>> Begin Given data

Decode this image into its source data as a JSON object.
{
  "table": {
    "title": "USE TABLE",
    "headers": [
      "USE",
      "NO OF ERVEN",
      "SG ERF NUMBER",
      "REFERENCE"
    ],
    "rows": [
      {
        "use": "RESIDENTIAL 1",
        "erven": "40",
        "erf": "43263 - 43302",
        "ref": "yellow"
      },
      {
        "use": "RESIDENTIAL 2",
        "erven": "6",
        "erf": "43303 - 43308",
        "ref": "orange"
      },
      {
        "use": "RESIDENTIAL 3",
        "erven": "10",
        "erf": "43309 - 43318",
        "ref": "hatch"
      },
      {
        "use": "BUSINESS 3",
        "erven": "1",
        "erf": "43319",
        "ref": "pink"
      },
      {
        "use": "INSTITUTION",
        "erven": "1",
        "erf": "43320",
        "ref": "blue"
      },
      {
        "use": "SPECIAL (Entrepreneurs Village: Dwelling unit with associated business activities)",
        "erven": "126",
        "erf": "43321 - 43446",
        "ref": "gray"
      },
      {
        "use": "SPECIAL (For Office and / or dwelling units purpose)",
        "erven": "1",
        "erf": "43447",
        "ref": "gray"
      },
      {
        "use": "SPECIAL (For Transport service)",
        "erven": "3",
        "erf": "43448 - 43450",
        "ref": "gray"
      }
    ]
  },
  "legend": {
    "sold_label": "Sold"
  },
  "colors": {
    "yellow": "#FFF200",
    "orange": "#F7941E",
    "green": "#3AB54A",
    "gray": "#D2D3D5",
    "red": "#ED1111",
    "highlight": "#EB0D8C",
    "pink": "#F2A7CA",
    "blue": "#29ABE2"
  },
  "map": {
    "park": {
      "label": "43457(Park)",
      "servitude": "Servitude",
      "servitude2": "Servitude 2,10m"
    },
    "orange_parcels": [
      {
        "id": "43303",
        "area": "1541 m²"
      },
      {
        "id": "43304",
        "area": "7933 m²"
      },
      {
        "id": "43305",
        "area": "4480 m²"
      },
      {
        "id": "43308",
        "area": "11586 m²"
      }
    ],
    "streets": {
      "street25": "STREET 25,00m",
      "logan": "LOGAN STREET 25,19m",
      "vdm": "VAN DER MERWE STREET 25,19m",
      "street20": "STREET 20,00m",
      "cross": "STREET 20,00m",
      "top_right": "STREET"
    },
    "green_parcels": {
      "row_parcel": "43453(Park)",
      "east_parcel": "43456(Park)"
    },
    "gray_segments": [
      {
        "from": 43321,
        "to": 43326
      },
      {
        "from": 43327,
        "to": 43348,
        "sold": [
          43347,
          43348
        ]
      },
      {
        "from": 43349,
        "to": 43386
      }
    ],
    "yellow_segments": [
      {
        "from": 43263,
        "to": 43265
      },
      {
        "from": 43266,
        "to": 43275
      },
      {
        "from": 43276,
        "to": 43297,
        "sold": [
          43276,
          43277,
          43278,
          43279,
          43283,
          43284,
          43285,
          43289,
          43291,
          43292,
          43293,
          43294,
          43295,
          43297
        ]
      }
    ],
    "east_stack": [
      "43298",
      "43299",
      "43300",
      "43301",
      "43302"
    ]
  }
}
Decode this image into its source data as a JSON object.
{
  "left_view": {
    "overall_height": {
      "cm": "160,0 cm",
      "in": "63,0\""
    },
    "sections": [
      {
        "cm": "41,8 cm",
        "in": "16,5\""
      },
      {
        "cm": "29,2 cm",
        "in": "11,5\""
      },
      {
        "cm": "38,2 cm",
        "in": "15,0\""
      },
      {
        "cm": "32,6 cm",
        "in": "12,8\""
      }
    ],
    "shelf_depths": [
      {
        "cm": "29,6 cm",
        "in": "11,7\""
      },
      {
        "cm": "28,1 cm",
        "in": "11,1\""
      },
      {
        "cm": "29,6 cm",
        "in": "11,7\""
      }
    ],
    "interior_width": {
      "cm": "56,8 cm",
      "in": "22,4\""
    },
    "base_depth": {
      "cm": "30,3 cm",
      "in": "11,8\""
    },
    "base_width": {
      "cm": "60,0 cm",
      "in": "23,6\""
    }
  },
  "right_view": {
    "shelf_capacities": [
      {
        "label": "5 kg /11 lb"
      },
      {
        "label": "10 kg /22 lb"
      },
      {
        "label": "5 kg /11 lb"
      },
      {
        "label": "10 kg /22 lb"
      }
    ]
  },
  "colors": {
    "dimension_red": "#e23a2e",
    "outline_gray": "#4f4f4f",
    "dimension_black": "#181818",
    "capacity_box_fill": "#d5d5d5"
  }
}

>> End Given data

Stated task :: Write out all the records above again, exactly as they stand.

Complete output ::
Decode this image into its source data as a JSON object.
{
  "table": {
    "title": "USE TABLE",
    "headers": [
      "USE",
      "NO OF ERVEN",
      "SG ERF NUMBER",
      "REFERENCE"
    ],
    "rows": [
      {
        "use": "RESIDENTIAL 1",
        "erven": "40",
        "erf": "43263 - 43302",
        "ref": "yellow"
      },
      {
        "use": "RESIDENTIAL 2",
        "erven": "6",
        "erf": "43303 - 43308",
        "ref": "orange"
      },
      {
        "use": "RESIDENTIAL 3",
        "erven": "10",
        "erf": "43309 - 43318",
        "ref": "hatch"
      },
      {
        "use": "BUSINESS 3",
        "erven": "1",
        "erf": "43319",
        "ref": "pink"
      },
      {
        "use": "INSTITUTION",
        "erven": "1",
        "erf": "43320",
        "ref": "blue"
      },
      {
        "use": "SPECIAL (Entrepreneurs Village: Dwelling unit with associated business activities)",
        "erven": "126",
        "erf": "43321 - 43446",
        "ref": "gray"
      },
      {
        "use": "SPECIAL (For Office and / or dwelling units purpose)",
        "erven": "1",
        "erf": "43447",
        "ref": "gray"
      },
      {
        "use": "SPECIAL (For Transport service)",
        "erven": "3",
        "erf": "43448 - 43450",
        "ref": "gray"
      }
    ]
  },
  "legend": {
    "sold_label": "Sold"
  },
  "colors": {
    "yellow": "#FFF200",
    "orange": "#F7941E",
    "green": "#3AB54A",
    "gray": "#D2D3D5",
    "red": "#ED1111",
    "highlight": "#EB0D8C",
    "pink": "#F2A7CA",
    "blue": "#29ABE2"
  },
  "map": {
    "park": {
      "label": "43457(Park)",
      "servitude": "Servitude",
      "servitude2": "Servitude 2,10m"
    },
    "orange_parcels": [
      {
        "id": "43303",
        "area": "1541 m²"
      },
      {
        "id": "43304",
        "area": "7933 m²"
      },
      {
        "id": "43305",
        "area": "4480 m²"
      },
      {
        "id": "43308",
        "area": "11586 m²"
      }
    ],
    "streets": {
      "street25": "STREET 25,00m",
      "logan": "LOGAN STREET 25,19m",
      "vdm": "VAN DER MERWE STREET 25,19m",
      "street20": "STREET 20,00m",
      "cross": "STREET 20,00m",
      "top_right": "STREET"
    },
    "green_parcels": {
      "row_parcel": "43453(Park)",
      "east_parcel": "43456(Park)"
    },
    "gray_segments": [
      {
        "from": 43321,
        "to": 43326
      },
      {
        "from": 43327,
        "to": 43348,
        "sold": [
          43347,
          43348
        ]
      },
      {
        "from": 43349,
        "to": 43386
      }
    ],
    "yellow_segments": [
      {
        "from": 43263,
        "to": 43265
      },
      {
        "from": 43266,
        "to": 43275
      },
      {
        "from": 43276,
        "to": 43297,
        "sold": [
          43276,
          43277,
          43278,
          43279,
          43283,
          43284,
          43285,
          43289,
          43291,
          43292,
          43293,
          43294,
          43295,
          43297
        ]
      }
    ],
    "east_stack": [
      "43298",
      "43299",
      "43300",
      "43301",
      "43302"
    ]
  }
}
Decode this image into its source data as a JSON object.
{
  "left_view": {
    "overall_height": {
      "cm": "160,0 cm",
      "in": "63,0\""
    },
    "sections": [
      {
        "cm": "41,8 cm",
        "in": "16,5\""
      },
      {
        "cm": "29,2 cm",
        "in": "11,5\""
      },
      {
        "cm": "38,2 cm",
        "in": "15,0\""
      },
      {
        "cm": "32,6 cm",
        "in": "12,8\""
      }
    ],
    "shelf_depths": [
      {
        "cm": "29,6 cm",
        "in": "11,7\""
      },
      {
        "cm": "28,1 cm",
        "in": "11,1\""
      },
      {
        "cm": "29,6 cm",
        "in": "11,7\""
      }
    ],
    "interior_width": {
      "cm": "56,8 cm",
      "in": "22,4\""
    },
    "base_depth": {
      "cm": "30,3 cm",
      "in": "11,8\""
    },
    "base_width": {
      "cm": "60,0 cm",
      "in": "23,6\""
    }
  },
  "right_view": {
    "shelf_capacities": [
      {
        "label": "5 kg /11 lb"
      },
      {
        "label": "10 kg /22 lb"
      },
      {
        "label": "5 kg /11 lb"
      },
      {
        "label": "10 kg /22 lb"
      }
    ]
  },
  "colors": {
    "dimension_red": "#e23a2e",
    "outline_gray": "#4f4f4f",
    "dimension_black": "#181818",
    "capacity_box_fill": "#d5d5d5"
  }
}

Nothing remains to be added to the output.